# START OF EXERCISE DATA

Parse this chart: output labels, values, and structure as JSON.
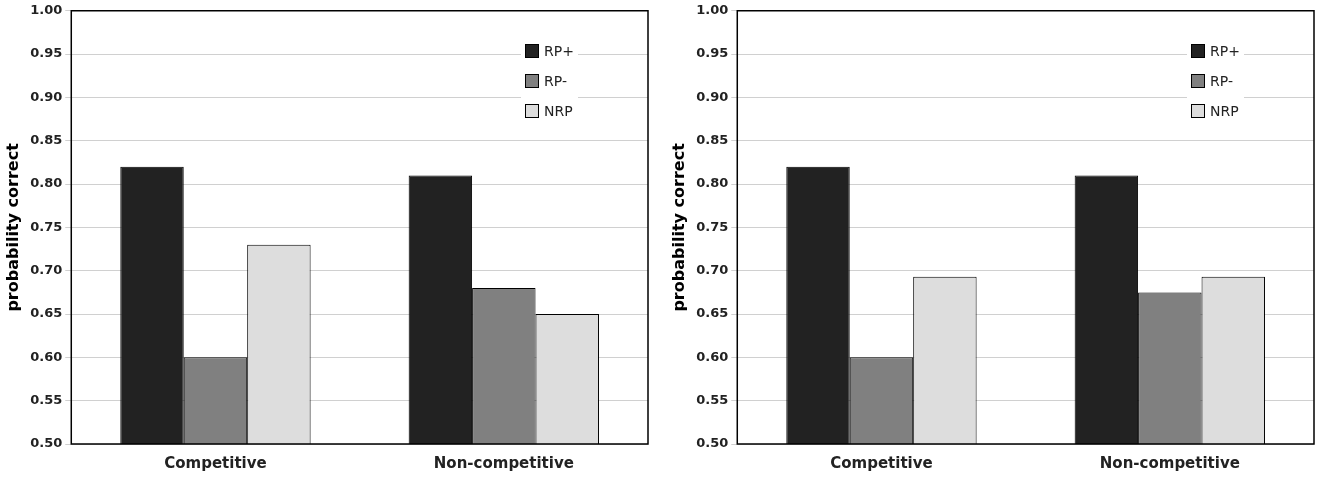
{
  "chart_data": [
    {
      "type": "bar",
      "categories": [
        "Competitive",
        "Non-competitive"
      ],
      "ylabel": "probability correct",
      "ylim": [
        0.5,
        1.0
      ],
      "yticks": [
        {
          "value": 0.5,
          "label": "0.50"
        },
        {
          "value": 0.55,
          "label": "0.55"
        },
        {
          "value": 0.6,
          "label": "0.60"
        },
        {
          "value": 0.65,
          "label": "0.65"
        },
        {
          "value": 0.7,
          "label": "0.70"
        },
        {
          "value": 0.75,
          "label": "0.75"
        },
        {
          "value": 0.8,
          "label": "0.80"
        },
        {
          "value": 0.85,
          "label": "0.85"
        },
        {
          "value": 0.9,
          "label": "0.90"
        },
        {
          "value": 0.95,
          "label": "0.95"
        },
        {
          "value": 1.0,
          "label": "1.00"
        }
      ],
      "grid": "y",
      "legend": "top right",
      "series": [
        {
          "name": "RP+",
          "color": "#222222",
          "values": [
            0.82,
            0.81
          ]
        },
        {
          "name": "RP-",
          "color": "#808080",
          "values": [
            0.6,
            0.68
          ]
        },
        {
          "name": "NRP",
          "color": "#dddddd",
          "values": [
            0.73,
            0.65
          ]
        }
      ]
    },
    {
      "type": "bar",
      "categories": [
        "Competitive",
        "Non-competitive"
      ],
      "ylabel": "probability correct",
      "ylim": [
        0.5,
        1.0
      ],
      "yticks": [
        {
          "value": 0.5,
          "label": "0.50"
        },
        {
          "value": 0.55,
          "label": "0.55"
        },
        {
          "value": 0.6,
          "label": "0.60"
        },
        {
          "value": 0.65,
          "label": "0.65"
        },
        {
          "value": 0.7,
          "label": "0.70"
        },
        {
          "value": 0.75,
          "label": "0.75"
        },
        {
          "value": 0.8,
          "label": "0.80"
        },
        {
          "value": 0.85,
          "label": "0.85"
        },
        {
          "value": 0.9,
          "label": "0.90"
        },
        {
          "value": 0.95,
          "label": "0.95"
        },
        {
          "value": 1.0,
          "label": "1.00"
        }
      ],
      "grid": "y",
      "legend": "top right",
      "series": [
        {
          "name": "RP+",
          "color": "#222222",
          "values": [
            0.82,
            0.81
          ]
        },
        {
          "name": "RP-",
          "color": "#808080",
          "values": [
            0.6,
            0.675
          ]
        },
        {
          "name": "NRP",
          "color": "#dddddd",
          "values": [
            0.693,
            0.693
          ]
        }
      ]
    }
  ]
}
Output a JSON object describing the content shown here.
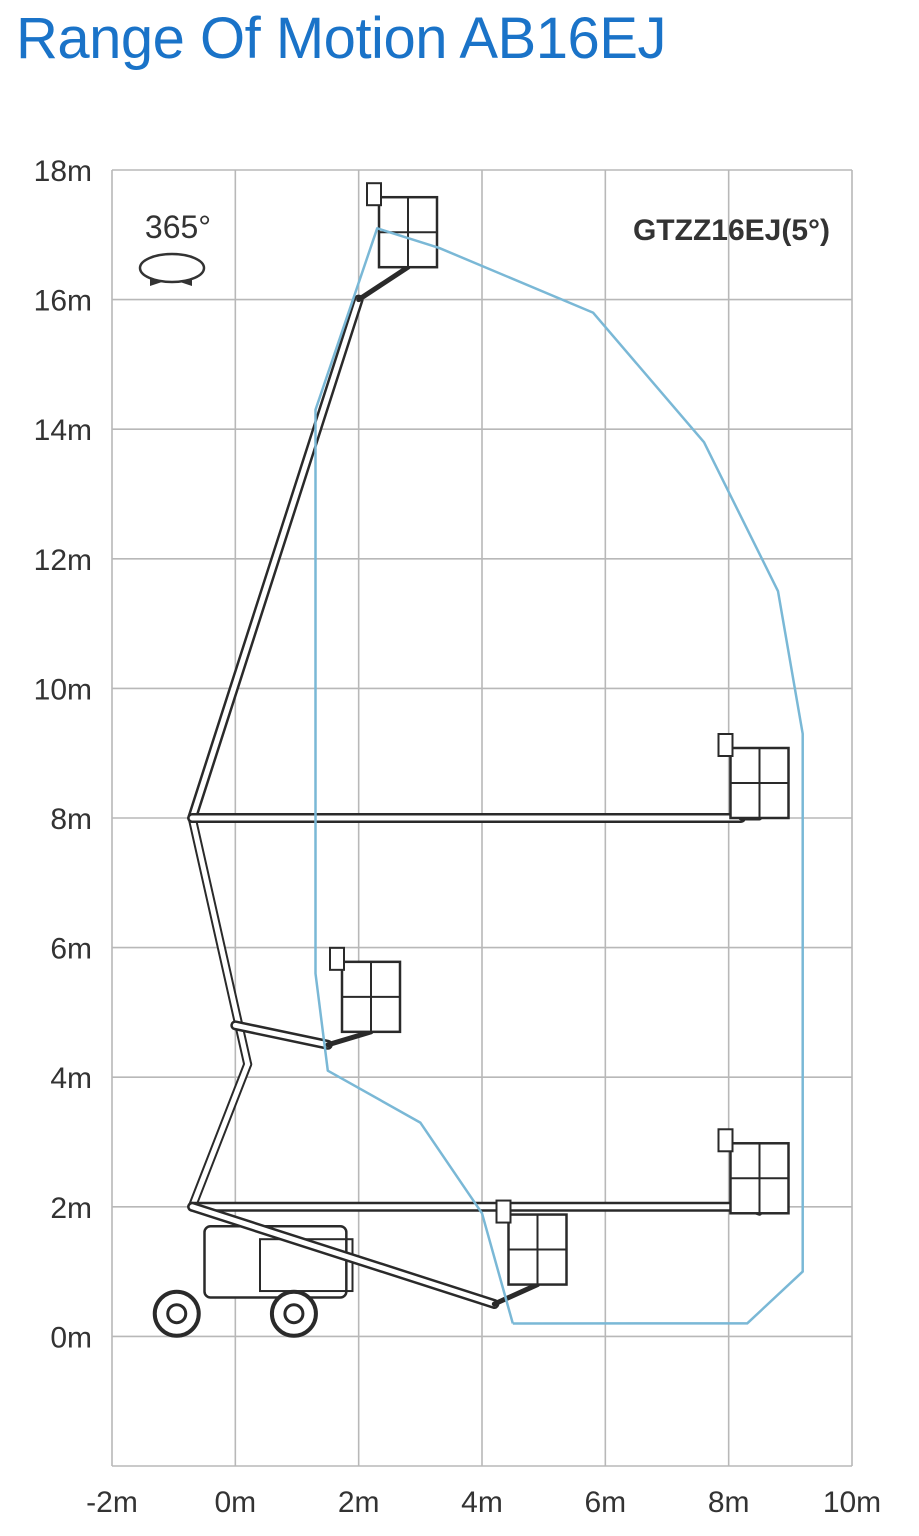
{
  "title": "Range Of Motion AB16EJ",
  "model_label": "GTZZ16EJ(5°)",
  "rotation_label": "365°",
  "icons": [
    "rotation-arrows-icon"
  ],
  "colors": {
    "title": "#1a73c8",
    "envelope": "#7ab8d6",
    "grid": "#b8b8b8",
    "machine": "#2a2a2a"
  },
  "chart_data": {
    "type": "diagram",
    "x_axis": {
      "ticks": [
        "-2m",
        "0m",
        "2m",
        "4m",
        "6m",
        "8m",
        "10m"
      ],
      "range": [
        -2,
        10
      ],
      "unit": "m"
    },
    "y_axis": {
      "ticks": [
        "18m",
        "16m",
        "14m",
        "12m",
        "10m",
        "8m",
        "6m",
        "4m",
        "2m",
        "0m"
      ],
      "range": [
        -2,
        18
      ],
      "unit": "m"
    },
    "grid": true,
    "envelope": [
      [
        4.5,
        0.2
      ],
      [
        8.3,
        0.2
      ],
      [
        9.2,
        1.0
      ],
      [
        9.2,
        9.3
      ],
      [
        8.8,
        11.5
      ],
      [
        7.6,
        13.8
      ],
      [
        5.8,
        15.8
      ],
      [
        3.3,
        16.8
      ],
      [
        2.3,
        17.1
      ],
      [
        1.3,
        14.3
      ],
      [
        1.3,
        5.6
      ],
      [
        1.5,
        4.1
      ],
      [
        3.0,
        3.3
      ],
      [
        4.0,
        1.9
      ],
      [
        4.5,
        0.2
      ]
    ],
    "machine_positions": [
      {
        "boom": [
          [
            -0.7,
            8.0
          ],
          [
            2.0,
            16.0
          ]
        ],
        "platform": [
          2.8,
          16.5
        ]
      },
      {
        "boom": [
          [
            -0.7,
            8.0
          ],
          [
            8.2,
            8.0
          ]
        ],
        "platform": [
          8.5,
          8.0
        ]
      },
      {
        "boom": [
          [
            0.0,
            4.8
          ],
          [
            1.5,
            4.5
          ]
        ],
        "platform": [
          2.2,
          4.7
        ]
      },
      {
        "boom": [
          [
            -0.7,
            2.0
          ],
          [
            8.2,
            2.0
          ]
        ],
        "platform": [
          8.5,
          1.9
        ]
      },
      {
        "boom": [
          [
            -0.7,
            2.0
          ],
          [
            4.2,
            0.5
          ]
        ],
        "platform": [
          4.9,
          0.8
        ]
      }
    ]
  }
}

# END OF EXERCISE DATA

• [YOUR GOAL]
Every record must be copied exactly, with the pictures left out.

• [SOLUTION FOR THIS TASK]
Parse this chart: output labels, values, and structure as JSON.
{
  "chart_data": [
    {
      "type": "bar",
      "categories": [
        "Competitive",
        "Non-competitive"
      ],
      "ylabel": "probability correct",
      "ylim": [
        0.5,
        1.0
      ],
      "yticks": [
        {
          "value": 0.5,
          "label": "0.50"
        },
        {
          "value": 0.55,
          "label": "0.55"
        },
        {
          "value": 0.6,
          "label": "0.60"
        },
        {
          "value": 0.65,
          "label": "0.65"
        },
        {
          "value": 0.7,
          "label": "0.70"
        },
        {
          "value": 0.75,
          "label": "0.75"
        },
        {
          "value": 0.8,
          "label": "0.80"
        },
        {
          "value": 0.85,
          "label": "0.85"
        },
        {
          "value": 0.9,
          "label": "0.90"
        },
        {
          "value": 0.95,
          "label": "0.95"
        },
        {
          "value": 1.0,
          "label": "1.00"
        }
      ],
      "grid": "y",
      "legend": "top right",
      "series": [
        {
          "name": "RP+",
          "color": "#222222",
          "values": [
            0.82,
            0.81
          ]
        },
        {
          "name": "RP-",
          "color": "#808080",
          "values": [
            0.6,
            0.68
          ]
        },
        {
          "name": "NRP",
          "color": "#dddddd",
          "values": [
            0.73,
            0.65
          ]
        }
      ]
    },
    {
      "type": "bar",
      "categories": [
        "Competitive",
        "Non-competitive"
      ],
      "ylabel": "probability correct",
      "ylim": [
        0.5,
        1.0
      ],
      "yticks": [
        {
          "value": 0.5,
          "label": "0.50"
        },
        {
          "value": 0.55,
          "label": "0.55"
        },
        {
          "value": 0.6,
          "label": "0.60"
        },
        {
          "value": 0.65,
          "label": "0.65"
        },
        {
          "value": 0.7,
          "label": "0.70"
        },
        {
          "value": 0.75,
          "label": "0.75"
        },
        {
          "value": 0.8,
          "label": "0.80"
        },
        {
          "value": 0.85,
          "label": "0.85"
        },
        {
          "value": 0.9,
          "label": "0.90"
        },
        {
          "value": 0.95,
          "label": "0.95"
        },
        {
          "value": 1.0,
          "label": "1.00"
        }
      ],
      "grid": "y",
      "legend": "top right",
      "series": [
        {
          "name": "RP+",
          "color": "#222222",
          "values": [
            0.82,
            0.81
          ]
        },
        {
          "name": "RP-",
          "color": "#808080",
          "values": [
            0.6,
            0.675
          ]
        },
        {
          "name": "NRP",
          "color": "#dddddd",
          "values": [
            0.693,
            0.693
          ]
        }
      ]
    }
  ]
}
Output a JSON object describing the content shown here.
{
  "title": "Range Of Motion AB16EJ",
  "model_label": "GTZZ16EJ(5°)",
  "rotation_label": "365°",
  "icons": [
    "rotation-arrows-icon"
  ],
  "colors": {
    "title": "#1a73c8",
    "envelope": "#7ab8d6",
    "grid": "#b8b8b8",
    "machine": "#2a2a2a"
  },
  "chart_data": {
    "type": "diagram",
    "x_axis": {
      "ticks": [
        "-2m",
        "0m",
        "2m",
        "4m",
        "6m",
        "8m",
        "10m"
      ],
      "range": [
        -2,
        10
      ],
      "unit": "m"
    },
    "y_axis": {
      "ticks": [
        "18m",
        "16m",
        "14m",
        "12m",
        "10m",
        "8m",
        "6m",
        "4m",
        "2m",
        "0m"
      ],
      "range": [
        -2,
        18
      ],
      "unit": "m"
    },
    "grid": true,
    "envelope": [
      [
        4.5,
        0.2
      ],
      [
        8.3,
        0.2
      ],
      [
        9.2,
        1.0
      ],
      [
        9.2,
        9.3
      ],
      [
        8.8,
        11.5
      ],
      [
        7.6,
        13.8
      ],
      [
        5.8,
        15.8
      ],
      [
        3.3,
        16.8
      ],
      [
        2.3,
        17.1
      ],
      [
        1.3,
        14.3
      ],
      [
        1.3,
        5.6
      ],
      [
        1.5,
        4.1
      ],
      [
        3.0,
        3.3
      ],
      [
        4.0,
        1.9
      ],
      [
        4.5,
        0.2
      ]
    ],
    "machine_positions": [
      {
        "boom": [
          [
            -0.7,
            8.0
          ],
          [
            2.0,
            16.0
          ]
        ],
        "platform": [
          2.8,
          16.5
        ]
      },
      {
        "boom": [
          [
            -0.7,
            8.0
          ],
          [
            8.2,
            8.0
          ]
        ],
        "platform": [
          8.5,
          8.0
        ]
      },
      {
        "boom": [
          [
            0.0,
            4.8
          ],
          [
            1.5,
            4.5
          ]
        ],
        "platform": [
          2.2,
          4.7
        ]
      },
      {
        "boom": [
          [
            -0.7,
            2.0
          ],
          [
            8.2,
            2.0
          ]
        ],
        "platform": [
          8.5,
          1.9
        ]
      },
      {
        "boom": [
          [
            -0.7,
            2.0
          ],
          [
            4.2,
            0.5
          ]
        ],
        "platform": [
          4.9,
          0.8
        ]
      }
    ]
  }
}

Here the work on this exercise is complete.